TASK TO COMPLETE: Faithfully return all lines, omitting every embedded picture.

──────────────────────────────

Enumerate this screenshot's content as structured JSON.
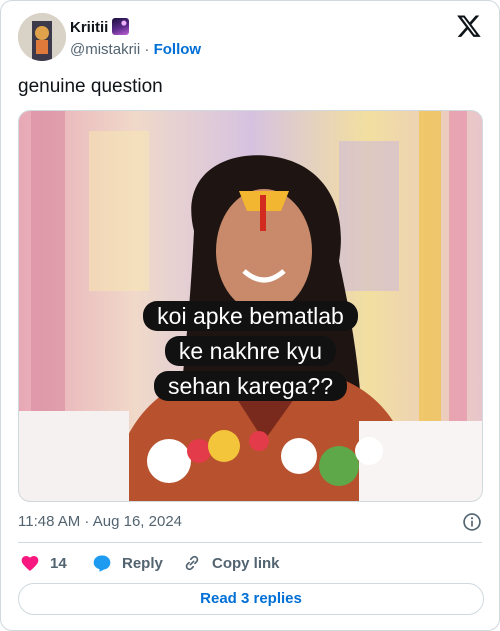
{
  "author": {
    "display_name": "Kriitii",
    "handle": "@mistakrii",
    "separator": "·",
    "follow_label": "Follow",
    "name_emoji": "milky-way-emoji"
  },
  "tweet": {
    "text": "genuine question",
    "image_caption": [
      "koi apke bematlab",
      "ke nakhre kyu",
      "sehan karega??"
    ],
    "timestamp": "11:48 AM · Aug 16, 2024"
  },
  "actions": {
    "like_count": "14",
    "reply_label": "Reply",
    "copy_link_label": "Copy link"
  },
  "read_replies_label": "Read 3 replies",
  "colors": {
    "link": "#006fd6",
    "like": "#f91880",
    "reply": "#1d9bf0",
    "muted": "#536471",
    "border": "#cfd9de"
  },
  "icons": [
    "x-logo-icon",
    "info-icon",
    "heart-icon",
    "reply-bubble-icon",
    "link-icon"
  ]
}
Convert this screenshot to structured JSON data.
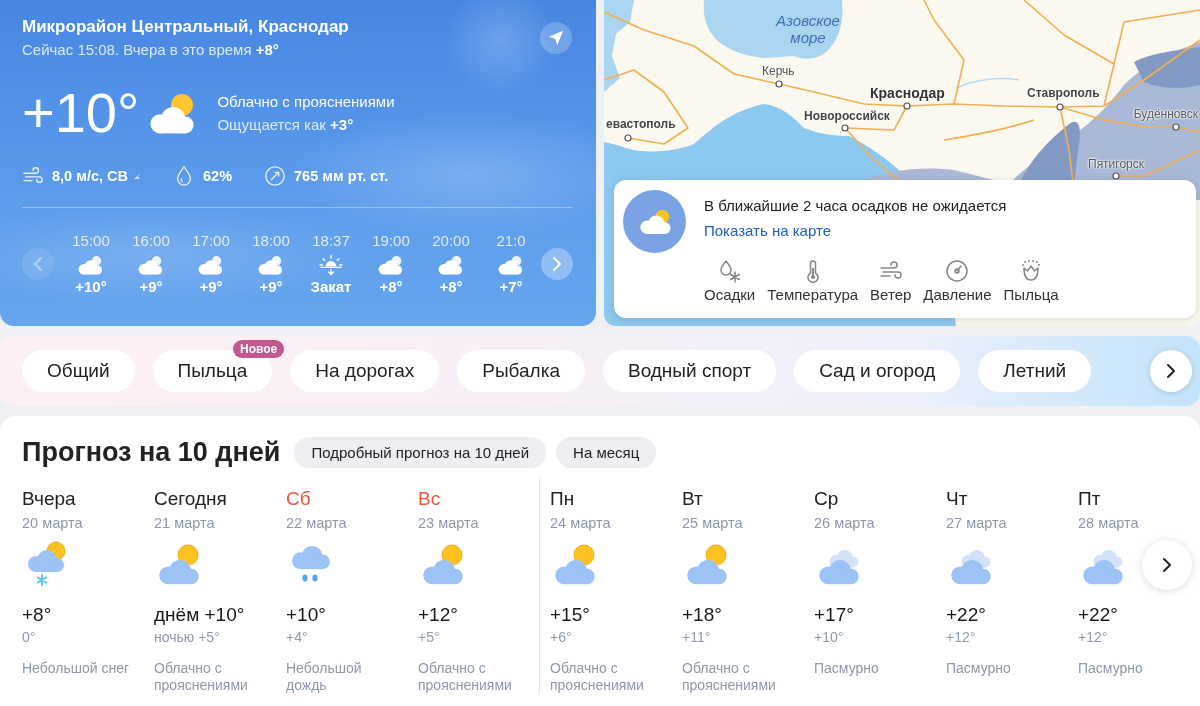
{
  "location": {
    "title": "Микрорайон Центральный, Краснодар",
    "subtitle": "Сейчас 15:08. Вчера в это время **+8°**"
  },
  "current": {
    "temperature": "+10°",
    "condition": "Облачно с прояснениями",
    "feels_like": "Ощущается как **+3°**",
    "wind": "8,0 м/с, СВ",
    "humidity": "62%",
    "pressure": "765 мм рт. ст."
  },
  "hourly": {
    "prev": {
      "disabled": true
    },
    "next": {
      "disabled": false
    },
    "items": [
      {
        "time": "15:00",
        "kind": "cloudy",
        "value": "+10°"
      },
      {
        "time": "16:00",
        "kind": "cloudy",
        "value": "+9°"
      },
      {
        "time": "17:00",
        "kind": "cloudy",
        "value": "+9°"
      },
      {
        "time": "18:00",
        "kind": "cloudy",
        "value": "+9°"
      },
      {
        "time": "18:37",
        "kind": "sunset",
        "value": "Закат"
      },
      {
        "time": "19:00",
        "kind": "cloudy",
        "value": "+8°"
      },
      {
        "time": "20:00",
        "kind": "cloudy",
        "value": "+8°"
      },
      {
        "time": "21:0",
        "kind": "cloudy",
        "value": "+7°"
      }
    ]
  },
  "map": {
    "labels": [
      {
        "text": "Азовское море",
        "kind": "sea"
      },
      {
        "text": "Керчь",
        "kind": "town"
      },
      {
        "text": "Краснодар",
        "kind": "capital"
      },
      {
        "text": "Новороссийск",
        "kind": "city"
      },
      {
        "text": "евастополь",
        "kind": "city"
      },
      {
        "text": "Ставрополь",
        "kind": "city"
      },
      {
        "text": "Будённовск",
        "kind": "town"
      },
      {
        "text": "Пятигорск",
        "kind": "town"
      }
    ],
    "panel": {
      "message": "В ближайшие 2 часа осадков не ожидается",
      "link": "Показать на карте",
      "layers": [
        {
          "label": "Осадки",
          "kind": "precipitation"
        },
        {
          "label": "Температура",
          "kind": "temperature"
        },
        {
          "label": "Ветер",
          "kind": "wind"
        },
        {
          "label": "Давление",
          "kind": "pressure"
        },
        {
          "label": "Пыльца",
          "kind": "pollen"
        }
      ]
    }
  },
  "categories": {
    "tabs": [
      {
        "label": "Общий"
      },
      {
        "label": "Пыльца",
        "badge": "Новое"
      },
      {
        "label": "На дорогах"
      },
      {
        "label": "Рыбалка"
      },
      {
        "label": "Водный спорт"
      },
      {
        "label": "Сад и огород"
      },
      {
        "label": "Летний"
      }
    ]
  },
  "forecast": {
    "title": "Прогноз на 10 дней",
    "links": [
      "Подробный прогноз на 10 дней",
      "На месяц"
    ],
    "days": [
      {
        "day": "Вчера",
        "date": "20 марта",
        "weekend": false,
        "kind": "light_snow",
        "temp_day": "+8°",
        "temp_night": "0°",
        "condition": "Небольшой снег"
      },
      {
        "day": "Сегодня",
        "date": "21 марта",
        "weekend": false,
        "kind": "partly_cloudy",
        "temp_day": "днём +10°",
        "temp_night": "ночью +5°",
        "condition": "Облачно с прояснениями"
      },
      {
        "day": "Сб",
        "date": "22 марта",
        "weekend": true,
        "kind": "light_rain",
        "temp_day": "+10°",
        "temp_night": "+4°",
        "condition": "Небольшой дождь"
      },
      {
        "day": "Вс",
        "date": "23 марта",
        "weekend": true,
        "kind": "partly_cloudy",
        "temp_day": "+12°",
        "temp_night": "+5°",
        "condition": "Облачно с прояснениями"
      },
      {
        "day": "Пн",
        "date": "24 марта",
        "weekend": false,
        "kind": "partly_cloudy",
        "temp_day": "+15°",
        "temp_night": "+6°",
        "condition": "Облачно с прояснениями"
      },
      {
        "day": "Вт",
        "date": "25 марта",
        "weekend": false,
        "kind": "partly_cloudy",
        "temp_day": "+18°",
        "temp_night": "+11°",
        "condition": "Облачно с прояснениями"
      },
      {
        "day": "Ср",
        "date": "26 марта",
        "weekend": false,
        "kind": "overcast",
        "temp_day": "+17°",
        "temp_night": "+10°",
        "condition": "Пасмурно"
      },
      {
        "day": "Чт",
        "date": "27 марта",
        "weekend": false,
        "kind": "overcast",
        "temp_day": "+22°",
        "temp_night": "+12°",
        "condition": "Пасмурно"
      },
      {
        "day": "Пт",
        "date": "28 марта",
        "weekend": false,
        "kind": "overcast",
        "temp_day": "+22°",
        "temp_night": "+12°",
        "condition": "Пасмурно"
      }
    ]
  }
}
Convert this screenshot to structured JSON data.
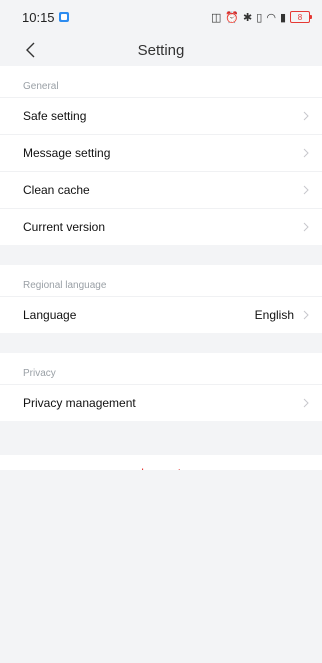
{
  "status": {
    "time": "10:15",
    "battery": "8"
  },
  "header": {
    "title": "Setting"
  },
  "general": {
    "title": "General",
    "items": [
      {
        "label": "Safe setting"
      },
      {
        "label": "Message setting"
      },
      {
        "label": "Clean cache"
      },
      {
        "label": "Current version"
      }
    ]
  },
  "regional": {
    "title": "Regional language",
    "item": {
      "label": "Language",
      "value": "English"
    }
  },
  "privacy": {
    "title": "Privacy",
    "item": {
      "label": "Privacy management"
    }
  },
  "actions": {
    "logout": "Log out"
  },
  "colors": {
    "accent": "#e53935",
    "background": "#f3f4f6",
    "divider": "#f0f1f3"
  }
}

──────────────────────────────

ANSWER TO THIS TASK:
Enumerate this screenshot's content as structured JSON.
{
  "author": {
    "display_name": "Kriitii",
    "handle": "@mistakrii",
    "separator": "·",
    "follow_label": "Follow",
    "name_emoji": "milky-way-emoji"
  },
  "tweet": {
    "text": "genuine question",
    "image_caption": [
      "koi apke bematlab",
      "ke nakhre kyu",
      "sehan karega??"
    ],
    "timestamp": "11:48 AM · Aug 16, 2024"
  },
  "actions": {
    "like_count": "14",
    "reply_label": "Reply",
    "copy_link_label": "Copy link"
  },
  "read_replies_label": "Read 3 replies",
  "colors": {
    "link": "#006fd6",
    "like": "#f91880",
    "reply": "#1d9bf0",
    "muted": "#536471",
    "border": "#cfd9de"
  },
  "icons": [
    "x-logo-icon",
    "info-icon",
    "heart-icon",
    "reply-bubble-icon",
    "link-icon"
  ]
}
Convert this screenshot to structured JSON data.
{
  "location": {
    "title": "Микрорайон Центральный, Краснодар",
    "subtitle": "Сейчас 15:08. Вчера в это время **+8°**"
  },
  "current": {
    "temperature": "+10°",
    "condition": "Облачно с прояснениями",
    "feels_like": "Ощущается как **+3°**",
    "wind": "8,0 м/с, СВ",
    "humidity": "62%",
    "pressure": "765 мм рт. ст."
  },
  "hourly": {
    "prev": {
      "disabled": true
    },
    "next": {
      "disabled": false
    },
    "items": [
      {
        "time": "15:00",
        "kind": "cloudy",
        "value": "+10°"
      },
      {
        "time": "16:00",
        "kind": "cloudy",
        "value": "+9°"
      },
      {
        "time": "17:00",
        "kind": "cloudy",
        "value": "+9°"
      },
      {
        "time": "18:00",
        "kind": "cloudy",
        "value": "+9°"
      },
      {
        "time": "18:37",
        "kind": "sunset",
        "value": "Закат"
      },
      {
        "time": "19:00",
        "kind": "cloudy",
        "value": "+8°"
      },
      {
        "time": "20:00",
        "kind": "cloudy",
        "value": "+8°"
      },
      {
        "time": "21:0",
        "kind": "cloudy",
        "value": "+7°"
      }
    ]
  },
  "map": {
    "labels": [
      {
        "text": "Азовское море",
        "kind": "sea"
      },
      {
        "text": "Керчь",
        "kind": "town"
      },
      {
        "text": "Краснодар",
        "kind": "capital"
      },
      {
        "text": "Новороссийск",
        "kind": "city"
      },
      {
        "text": "евастополь",
        "kind": "city"
      },
      {
        "text": "Ставрополь",
        "kind": "city"
      },
      {
        "text": "Будённовск",
        "kind": "town"
      },
      {
        "text": "Пятигорск",
        "kind": "town"
      }
    ],
    "panel": {
      "message": "В ближайшие 2 часа осадков не ожидается",
      "link": "Показать на карте",
      "layers": [
        {
          "label": "Осадки",
          "kind": "precipitation"
        },
        {
          "label": "Температура",
          "kind": "temperature"
        },
        {
          "label": "Ветер",
          "kind": "wind"
        },
        {
          "label": "Давление",
          "kind": "pressure"
        },
        {
          "label": "Пыльца",
          "kind": "pollen"
        }
      ]
    }
  },
  "categories": {
    "tabs": [
      {
        "label": "Общий"
      },
      {
        "label": "Пыльца",
        "badge": "Новое"
      },
      {
        "label": "На дорогах"
      },
      {
        "label": "Рыбалка"
      },
      {
        "label": "Водный спорт"
      },
      {
        "label": "Сад и огород"
      },
      {
        "label": "Летний"
      }
    ]
  },
  "forecast": {
    "title": "Прогноз на 10 дней",
    "links": [
      "Подробный прогноз на 10 дней",
      "На месяц"
    ],
    "days": [
      {
        "day": "Вчера",
        "date": "20 марта",
        "weekend": false,
        "kind": "light_snow",
        "temp_day": "+8°",
        "temp_night": "0°",
        "condition": "Небольшой снег"
      },
      {
        "day": "Сегодня",
        "date": "21 марта",
        "weekend": false,
        "kind": "partly_cloudy",
        "temp_day": "днём +10°",
        "temp_night": "ночью +5°",
        "condition": "Облачно с прояснениями"
      },
      {
        "day": "Сб",
        "date": "22 марта",
        "weekend": true,
        "kind": "light_rain",
        "temp_day": "+10°",
        "temp_night": "+4°",
        "condition": "Небольшой дождь"
      },
      {
        "day": "Вс",
        "date": "23 марта",
        "weekend": true,
        "kind": "partly_cloudy",
        "temp_day": "+12°",
        "temp_night": "+5°",
        "condition": "Облачно с прояснениями"
      },
      {
        "day": "Пн",
        "date": "24 марта",
        "weekend": false,
        "kind": "partly_cloudy",
        "temp_day": "+15°",
        "temp_night": "+6°",
        "condition": "Облачно с прояснениями"
      },
      {
        "day": "Вт",
        "date": "25 марта",
        "weekend": false,
        "kind": "partly_cloudy",
        "temp_day": "+18°",
        "temp_night": "+11°",
        "condition": "Облачно с прояснениями"
      },
      {
        "day": "Ср",
        "date": "26 марта",
        "weekend": false,
        "kind": "overcast",
        "temp_day": "+17°",
        "temp_night": "+10°",
        "condition": "Пасмурно"
      },
      {
        "day": "Чт",
        "date": "27 марта",
        "weekend": false,
        "kind": "overcast",
        "temp_day": "+22°",
        "temp_night": "+12°",
        "condition": "Пасмурно"
      },
      {
        "day": "Пт",
        "date": "28 марта",
        "weekend": false,
        "kind": "overcast",
        "temp_day": "+22°",
        "temp_night": "+12°",
        "condition": "Пасмурно"
      }
    ]
  }
}
Convert this screenshot to structured JSON data.
{
  "status": {
    "time": "10:15",
    "battery": "8"
  },
  "header": {
    "title": "Setting"
  },
  "general": {
    "title": "General",
    "items": [
      {
        "label": "Safe setting"
      },
      {
        "label": "Message setting"
      },
      {
        "label": "Clean cache"
      },
      {
        "label": "Current version"
      }
    ]
  },
  "regional": {
    "title": "Regional language",
    "item": {
      "label": "Language",
      "value": "English"
    }
  },
  "privacy": {
    "title": "Privacy",
    "item": {
      "label": "Privacy management"
    }
  },
  "actions": {
    "logout": "Log out"
  },
  "colors": {
    "accent": "#e53935",
    "background": "#f3f4f6",
    "divider": "#f0f1f3"
  }
}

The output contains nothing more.